## Begin Excerpted records

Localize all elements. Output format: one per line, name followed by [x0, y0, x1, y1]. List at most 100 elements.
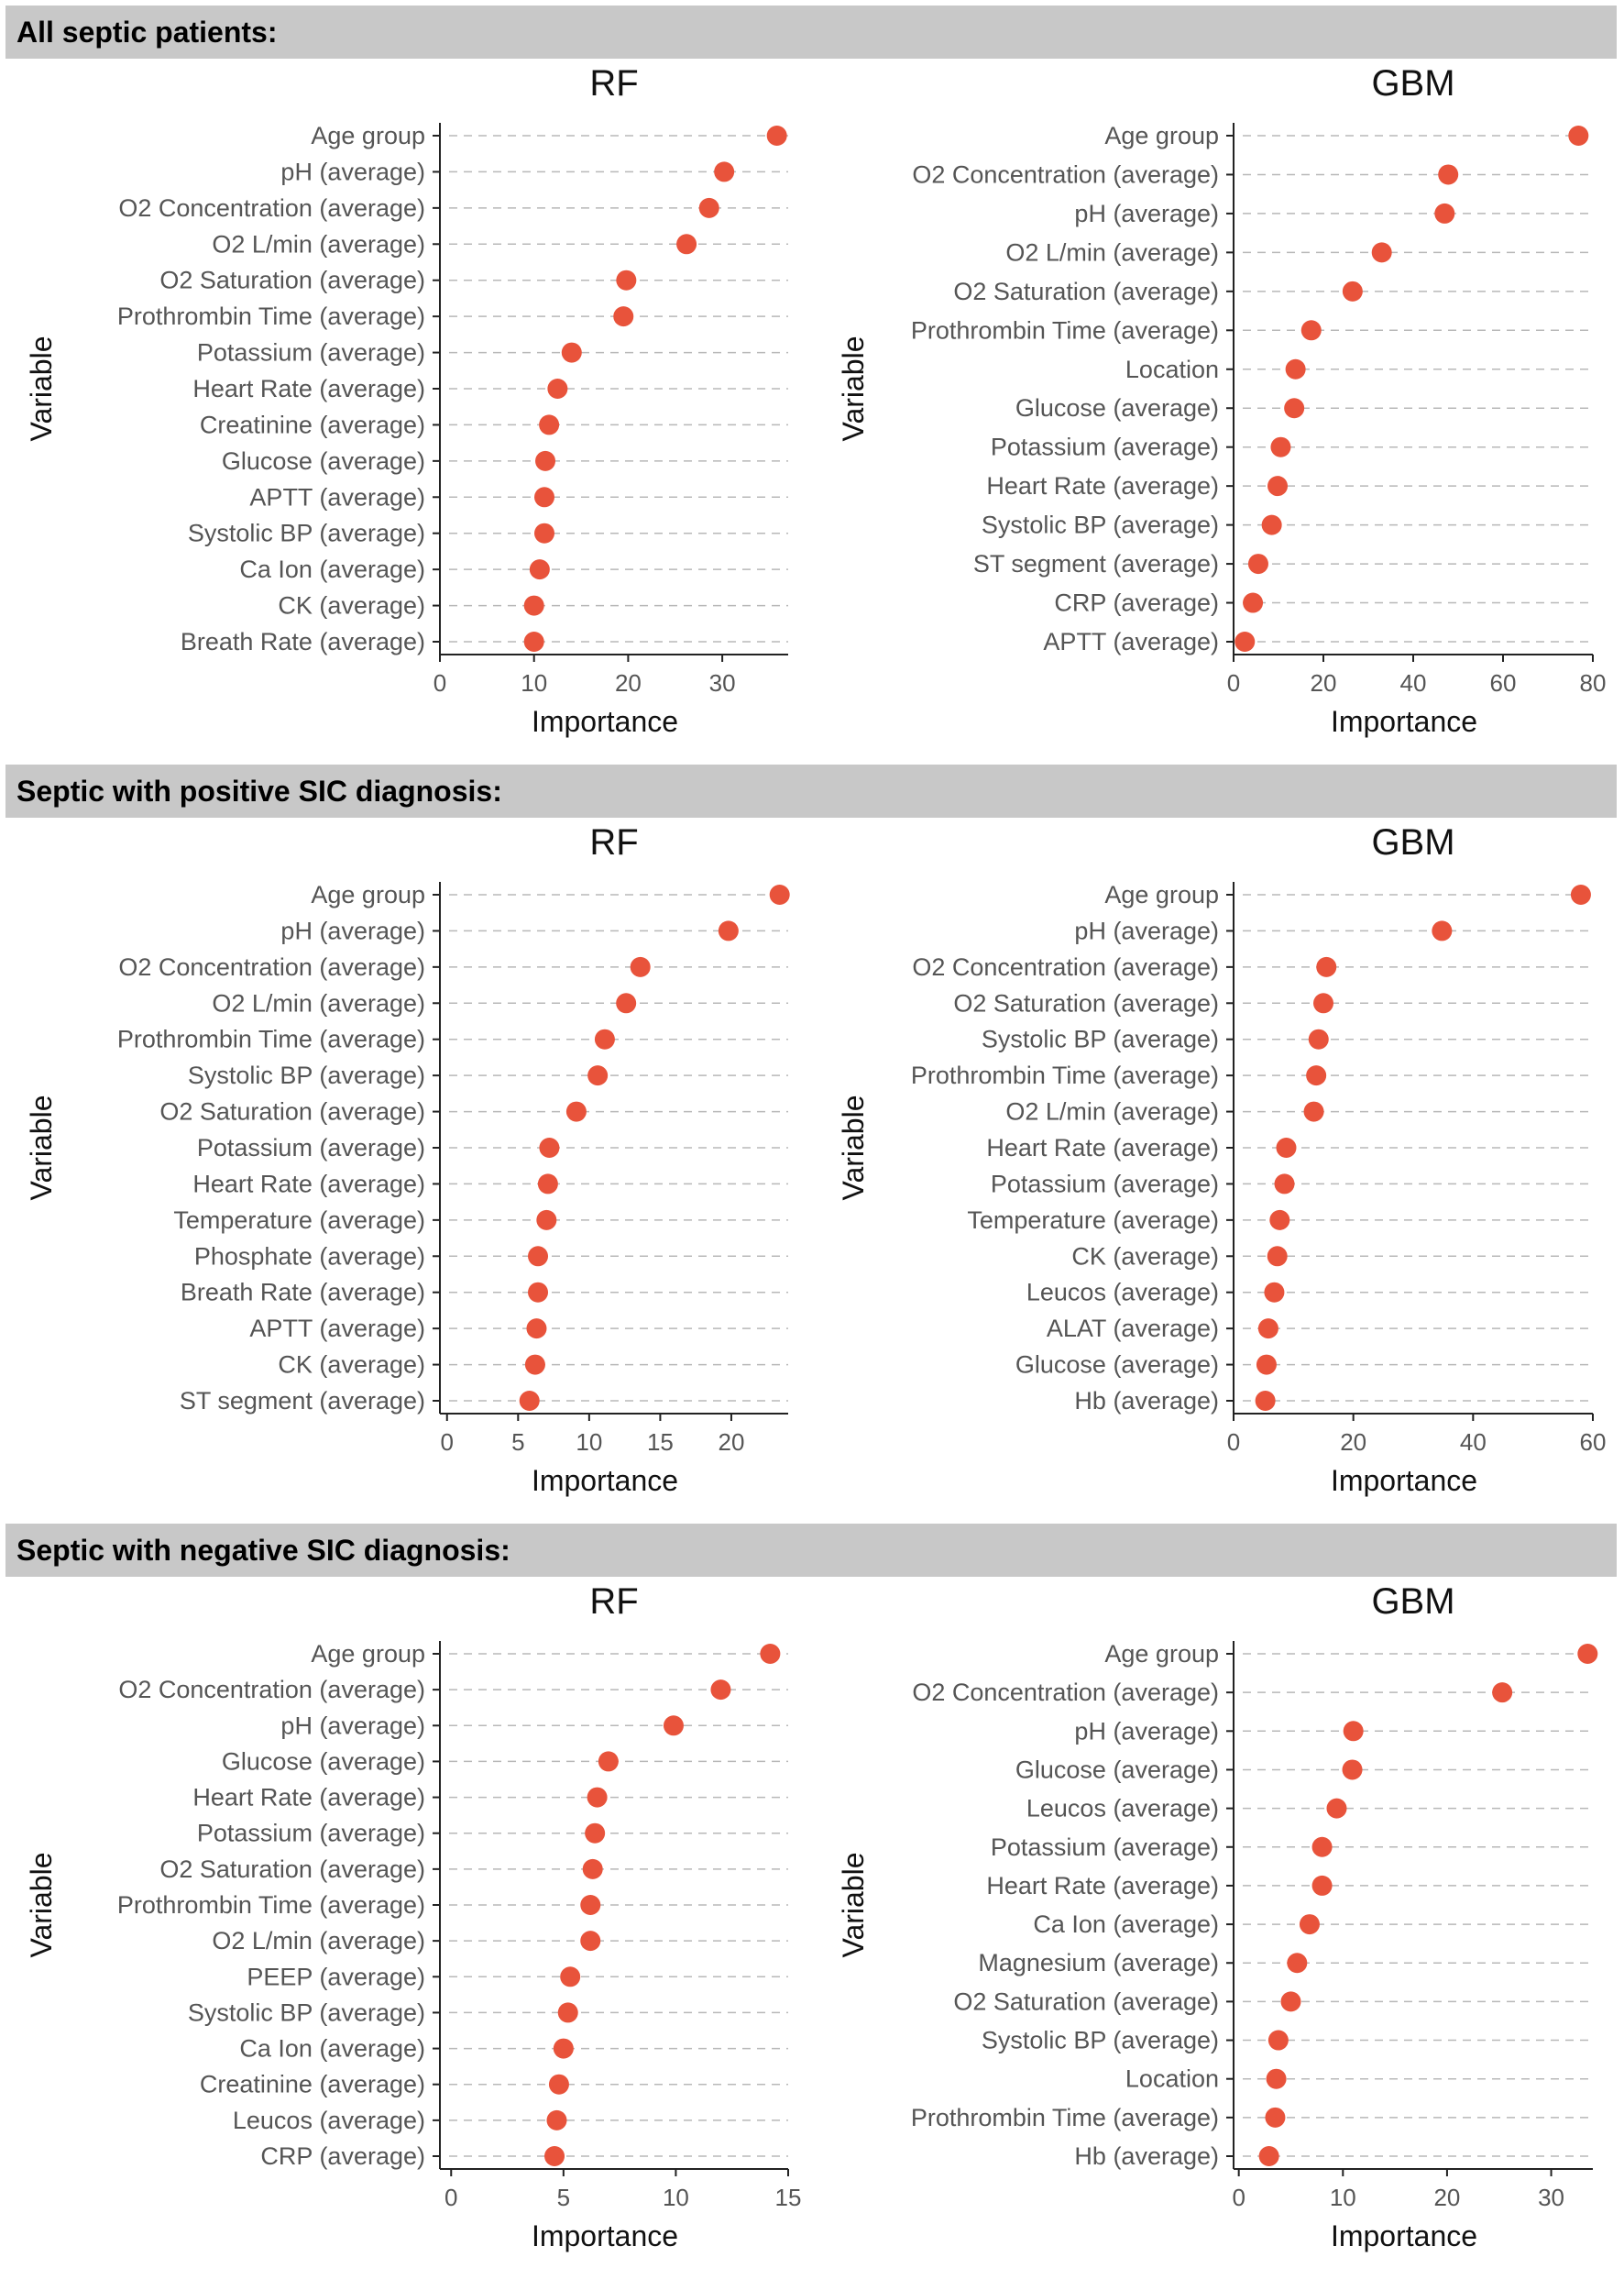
gbm-variable-label-prothrombin-time-average: Prothrombin Time (average): [911, 2104, 1219, 2131]
rf-variable-label-glucose-average: Glucose (average): [222, 1747, 425, 1775]
rf-variable-label-ck-average: CK (average): [278, 1351, 425, 1379]
rf-ylabel: Variable: [25, 1095, 58, 1200]
rf-x-tick-label: 0: [441, 1428, 454, 1456]
rf-variable-label-breath-rate-average: Breath Rate (average): [181, 628, 425, 655]
rf-xlabel: Importance: [532, 705, 678, 738]
gbm-point-prothrombin-time-average: [1306, 1065, 1327, 1086]
gbm-variable-label-o2-saturation-average: O2 Saturation (average): [953, 989, 1219, 1017]
gbm-point-hb-average: [1255, 1391, 1276, 1411]
gbm-variable-label-prothrombin-time-average: Prothrombin Time (average): [911, 316, 1219, 344]
gbm-variable-label-glucose-average: Glucose (average): [1015, 1756, 1219, 1783]
gbm-point-potassium-average: [1311, 1836, 1333, 1857]
rf-variable-label-o2-concentration-average: O2 Concentration (average): [118, 194, 425, 222]
rf-point-breath-rate-average: [523, 632, 544, 652]
gbm-variable-label-location: Location: [1125, 356, 1219, 383]
gbm-variable-label-glucose-average: Glucose (average): [1015, 394, 1219, 422]
gbm-xlabel: Importance: [1331, 705, 1477, 738]
gbm-point-o2-l-min-average: [1371, 242, 1392, 263]
rf-point-phosphate-average: [528, 1246, 549, 1267]
rf-point-o2-l-min-average: [580, 1931, 601, 1952]
rf-point-o2-saturation-average: [565, 1101, 587, 1122]
rf-point-o2-concentration-average: [630, 956, 651, 977]
gbm-point-glucose-average: [1284, 398, 1305, 419]
rf-point-age-group: [766, 126, 787, 146]
rf-variable-label-ca-ion-average: Ca Ion (average): [239, 556, 425, 583]
gbm-variable-label-leucos-average: Leucos (average): [1026, 1795, 1219, 1822]
gbm-variable-label-systolic-bp-average: Systolic BP (average): [982, 2027, 1219, 2054]
gbm-variable-label-location: Location: [1125, 2065, 1219, 2093]
gbm-variable-label-ca-ion-average: Ca Ion (average): [1033, 1910, 1219, 1938]
section-header-negative-sic: Septic with negative SIC diagnosis:: [5, 1524, 1617, 1577]
rf-point-o2-l-min-average: [616, 993, 637, 1014]
gbm-variable-label-o2-concentration-average: O2 Concentration (average): [912, 1679, 1219, 1706]
gbm-x-tick-label: 20: [1433, 2184, 1460, 2211]
gbm-variable-label-o2-saturation-average: O2 Saturation (average): [953, 278, 1219, 305]
gbm-point-temperature-average: [1269, 1209, 1290, 1230]
rf-variable-label-systolic-bp-average: Systolic BP (average): [188, 1998, 425, 2026]
rf-panel-negative-sic: RF Variable Importance 0 5 10 15 Age group O2 Co…: [25, 1581, 801, 2252]
gbm-point-location: [1266, 2068, 1287, 2089]
rf-point-leucos-average: [546, 2109, 567, 2130]
gbm-point-ph-average: [1343, 1721, 1364, 1742]
gbm-panel-all-septic: GBM Variable Importance 0 20 40 60 80 Age group O…: [837, 63, 1606, 738]
rf-variable-label-ph-average: pH (average): [280, 917, 425, 944]
gbm-variable-label-o2-l-min-average: O2 L/min (average): [1005, 1098, 1219, 1126]
rf-variable-label-age-group: Age group: [311, 122, 425, 149]
gbm-variable-label-aptt-average: APTT (average): [1043, 628, 1219, 655]
rf-x-tick-label: 5: [557, 2184, 570, 2211]
gbm-point-o2-saturation-average: [1280, 1991, 1301, 2012]
gbm-variable-label-hb-average: Hb (average): [1074, 1387, 1219, 1415]
rf-variable-label-heart-rate-average: Heart Rate (average): [192, 1170, 425, 1197]
rf-x-tick-label: 10: [521, 669, 547, 697]
rf-point-breath-rate-average: [528, 1282, 549, 1303]
rf-variable-label-potassium-average: Potassium (average): [197, 1134, 425, 1162]
gbm-x-tick-label: 0: [1232, 2184, 1245, 2211]
gbm-variable-label-alat-average: ALAT (average): [1047, 1315, 1219, 1342]
gbm-x-tick-label: 20: [1311, 669, 1337, 697]
rf-variable-label-ph-average: pH (average): [280, 1712, 425, 1739]
rf-x-tick-label: 5: [511, 1428, 524, 1456]
gbm-variable-label-temperature-average: Temperature (average): [967, 1206, 1219, 1234]
gbm-variable-label-o2-l-min-average: O2 L/min (average): [1005, 238, 1219, 266]
gbm-point-leucos-average: [1264, 1282, 1285, 1303]
gbm-point-ck-average: [1267, 1246, 1288, 1267]
gbm-title: GBM: [1371, 63, 1454, 104]
rf-variable-label-ca-ion-average: Ca Ion (average): [239, 2035, 425, 2063]
rf-point-potassium-average: [539, 1138, 560, 1158]
gbm-variable-label-systolic-bp-average: Systolic BP (average): [982, 512, 1219, 539]
rf-point-crp-average: [544, 2146, 565, 2166]
rf-ylabel: Variable: [25, 336, 58, 441]
gbm-point-aptt-average: [1234, 632, 1256, 652]
gbm-variable-label-potassium-average: Potassium (average): [991, 1833, 1219, 1861]
rf-variable-label-ck-average: CK (average): [278, 592, 425, 620]
rf-point-heart-rate-average: [587, 1787, 608, 1808]
gbm-variable-label-heart-rate-average: Heart Rate (average): [986, 1134, 1219, 1162]
gbm-point-systolic-bp-average: [1261, 514, 1282, 535]
gbm-point-leucos-average: [1326, 1798, 1347, 1819]
gbm-point-magnesium-average: [1287, 1953, 1308, 1974]
gbm-variable-label-o2-concentration-average: O2 Concentration (average): [912, 160, 1219, 188]
rf-point-prothrombin-time-average: [613, 306, 634, 327]
gbm-x-tick-label: 20: [1340, 1428, 1366, 1456]
gbm-x-tick-label: 0: [1227, 1428, 1240, 1456]
gbm-variable-label-leucos-average: Leucos (average): [1026, 1279, 1219, 1306]
rf-point-aptt-average: [534, 487, 554, 508]
gbm-x-tick-label: 10: [1330, 2184, 1356, 2211]
gbm-x-tick-label: 40: [1460, 1428, 1487, 1456]
gbm-point-ph-average: [1434, 203, 1455, 224]
gbm-x-tick-label: 60: [1580, 1428, 1607, 1456]
rf-variable-label-potassium-average: Potassium (average): [197, 1820, 425, 1847]
rf-variable-label-ph-average: pH (average): [280, 158, 425, 185]
rf-variable-label-aptt-average: APTT (average): [249, 483, 425, 511]
gbm-variable-label-o2-concentration-average: O2 Concentration (average): [912, 953, 1219, 981]
rf-variable-label-o2-saturation-average: O2 Saturation (average): [159, 1855, 425, 1883]
gbm-variable-label-prothrombin-time-average: Prothrombin Time (average): [911, 1062, 1219, 1089]
rf-x-tick-label: 0: [444, 2184, 457, 2211]
rf-panel-positive-sic: RF Variable Importance 0 5 10 15 20 Age group pH …: [25, 822, 790, 1497]
gbm-point-o2-saturation-average: [1342, 281, 1363, 302]
rf-x-tick-label: 10: [663, 2184, 689, 2211]
gbm-variable-label-crp-average: CRP (average): [1054, 589, 1219, 617]
gbm-point-heart-rate-average: [1267, 476, 1289, 497]
gbm-variable-label-systolic-bp-average: Systolic BP (average): [982, 1026, 1219, 1053]
rf-x-tick-label: 0: [433, 669, 446, 697]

## End Excerpted records

● Exercise
Transcribe every line of the material above word for word, without the pictures.

● Solution below
Localize all elements. Output format: one per line, name followed by [x0, y0, x1, y1]. List at most 100 elements.
gbm-variable-label-prothrombin-time-average: Prothrombin Time (average): [911, 2104, 1219, 2131]
rf-variable-label-glucose-average: Glucose (average): [222, 1747, 425, 1775]
rf-variable-label-ck-average: CK (average): [278, 1351, 425, 1379]
rf-ylabel: Variable: [25, 1095, 58, 1200]
rf-x-tick-label: 0: [441, 1428, 454, 1456]
rf-variable-label-breath-rate-average: Breath Rate (average): [181, 628, 425, 655]
rf-xlabel: Importance: [532, 705, 678, 738]
gbm-point-prothrombin-time-average: [1306, 1065, 1327, 1086]
gbm-variable-label-o2-saturation-average: O2 Saturation (average): [953, 989, 1219, 1017]
gbm-point-hb-average: [1255, 1391, 1276, 1411]
gbm-variable-label-prothrombin-time-average: Prothrombin Time (average): [911, 316, 1219, 344]
gbm-variable-label-glucose-average: Glucose (average): [1015, 1756, 1219, 1783]
gbm-point-potassium-average: [1311, 1836, 1333, 1857]
rf-variable-label-o2-concentration-average: O2 Concentration (average): [118, 194, 425, 222]
rf-point-breath-rate-average: [523, 632, 544, 652]
gbm-variable-label-location: Location: [1125, 356, 1219, 383]
gbm-variable-label-glucose-average: Glucose (average): [1015, 394, 1219, 422]
gbm-xlabel: Importance: [1331, 705, 1477, 738]
gbm-point-o2-l-min-average: [1371, 242, 1392, 263]
rf-point-phosphate-average: [528, 1246, 549, 1267]
rf-point-o2-l-min-average: [580, 1931, 601, 1952]
rf-point-o2-saturation-average: [565, 1101, 587, 1122]
rf-point-o2-concentration-average: [630, 956, 651, 977]
gbm-point-glucose-average: [1284, 398, 1305, 419]
rf-point-age-group: [766, 126, 787, 146]
rf-variable-label-ca-ion-average: Ca Ion (average): [239, 556, 425, 583]
gbm-variable-label-leucos-average: Leucos (average): [1026, 1795, 1219, 1822]
gbm-variable-label-systolic-bp-average: Systolic BP (average): [982, 2027, 1219, 2054]
gbm-variable-label-location: Location: [1125, 2065, 1219, 2093]
gbm-variable-label-ca-ion-average: Ca Ion (average): [1033, 1910, 1219, 1938]
section-header-negative-sic: Septic with negative SIC diagnosis:: [5, 1524, 1617, 1577]
rf-point-o2-l-min-average: [616, 993, 637, 1014]
gbm-variable-label-o2-concentration-average: O2 Concentration (average): [912, 1679, 1219, 1706]
gbm-x-tick-label: 20: [1433, 2184, 1460, 2211]
gbm-variable-label-o2-saturation-average: O2 Saturation (average): [953, 278, 1219, 305]
gbm-point-temperature-average: [1269, 1209, 1290, 1230]
rf-variable-label-systolic-bp-average: Systolic BP (average): [188, 1998, 425, 2026]
rf-panel-negative-sic: RF Variable Importance 0 5 10 15 Age group O2 Co…: [25, 1581, 801, 2252]
gbm-point-location: [1266, 2068, 1287, 2089]
rf-point-leucos-average: [546, 2109, 567, 2130]
gbm-point-ph-average: [1343, 1721, 1364, 1742]
gbm-panel-all-septic: GBM Variable Importance 0 20 40 60 80 Age group O…: [837, 63, 1606, 738]
rf-variable-label-ph-average: pH (average): [280, 917, 425, 944]
gbm-variable-label-o2-l-min-average: O2 L/min (average): [1005, 1098, 1219, 1126]
rf-variable-label-age-group: Age group: [311, 122, 425, 149]
gbm-variable-label-aptt-average: APTT (average): [1043, 628, 1219, 655]
rf-x-tick-label: 5: [557, 2184, 570, 2211]
gbm-point-o2-saturation-average: [1280, 1991, 1301, 2012]
gbm-variable-label-hb-average: Hb (average): [1074, 1387, 1219, 1415]
rf-variable-label-heart-rate-average: Heart Rate (average): [192, 1170, 425, 1197]
rf-x-tick-label: 10: [521, 669, 547, 697]
rf-point-breath-rate-average: [528, 1282, 549, 1303]
rf-variable-label-potassium-average: Potassium (average): [197, 1134, 425, 1162]
gbm-x-tick-label: 0: [1232, 2184, 1245, 2211]
gbm-variable-label-alat-average: ALAT (average): [1047, 1315, 1219, 1342]
gbm-x-tick-label: 20: [1311, 669, 1337, 697]
rf-variable-label-ph-average: pH (average): [280, 1712, 425, 1739]
rf-x-tick-label: 5: [511, 1428, 524, 1456]
gbm-variable-label-temperature-average: Temperature (average): [967, 1206, 1219, 1234]
gbm-variable-label-o2-l-min-average: O2 L/min (average): [1005, 238, 1219, 266]
gbm-point-leucos-average: [1264, 1282, 1285, 1303]
gbm-point-ck-average: [1267, 1246, 1288, 1267]
gbm-title: GBM: [1371, 63, 1454, 104]
rf-variable-label-ca-ion-average: Ca Ion (average): [239, 2035, 425, 2063]
rf-point-potassium-average: [539, 1138, 560, 1158]
gbm-variable-label-systolic-bp-average: Systolic BP (average): [982, 512, 1219, 539]
rf-point-crp-average: [544, 2146, 565, 2166]
rf-ylabel: Variable: [25, 336, 58, 441]
gbm-point-aptt-average: [1234, 632, 1256, 652]
gbm-variable-label-potassium-average: Potassium (average): [991, 1833, 1219, 1861]
rf-variable-label-ck-average: CK (average): [278, 592, 425, 620]
rf-point-heart-rate-average: [587, 1787, 608, 1808]
gbm-variable-label-heart-rate-average: Heart Rate (average): [986, 1134, 1219, 1162]
gbm-point-systolic-bp-average: [1261, 514, 1282, 535]
gbm-point-leucos-average: [1326, 1798, 1347, 1819]
gbm-point-magnesium-average: [1287, 1953, 1308, 1974]
gbm-variable-label-o2-concentration-average: O2 Concentration (average): [912, 160, 1219, 188]
rf-point-prothrombin-time-average: [613, 306, 634, 327]
gbm-x-tick-label: 20: [1340, 1428, 1366, 1456]
gbm-x-tick-label: 0: [1227, 1428, 1240, 1456]
gbm-variable-label-leucos-average: Leucos (average): [1026, 1279, 1219, 1306]
rf-point-aptt-average: [534, 487, 554, 508]
gbm-x-tick-label: 10: [1330, 2184, 1356, 2211]
gbm-x-tick-label: 40: [1460, 1428, 1487, 1456]
gbm-point-ph-average: [1434, 203, 1455, 224]
gbm-x-tick-label: 60: [1580, 1428, 1607, 1456]
rf-variable-label-potassium-average: Potassium (average): [197, 1820, 425, 1847]
rf-variable-label-ph-average: pH (average): [280, 158, 425, 185]
rf-variable-label-aptt-average: APTT (average): [249, 483, 425, 511]
gbm-variable-label-o2-concentration-average: O2 Concentration (average): [912, 953, 1219, 981]
rf-variable-label-o2-saturation-average: O2 Saturation (average): [159, 1855, 425, 1883]
gbm-variable-label-prothrombin-time-average: Prothrombin Time (average): [911, 1062, 1219, 1089]
rf-x-tick-label: 0: [444, 2184, 457, 2211]
rf-panel-positive-sic: RF Variable Importance 0 5 10 15 20 Age group pH …: [25, 822, 790, 1497]
gbm-point-o2-saturation-average: [1342, 281, 1363, 302]
rf-x-tick-label: 10: [663, 2184, 689, 2211]
gbm-variable-label-crp-average: CRP (average): [1054, 589, 1219, 617]
gbm-point-heart-rate-average: [1267, 476, 1289, 497]
gbm-variable-label-systolic-bp-average: Systolic BP (average): [982, 1026, 1219, 1053]
rf-x-tick-label: 0: [433, 669, 446, 697]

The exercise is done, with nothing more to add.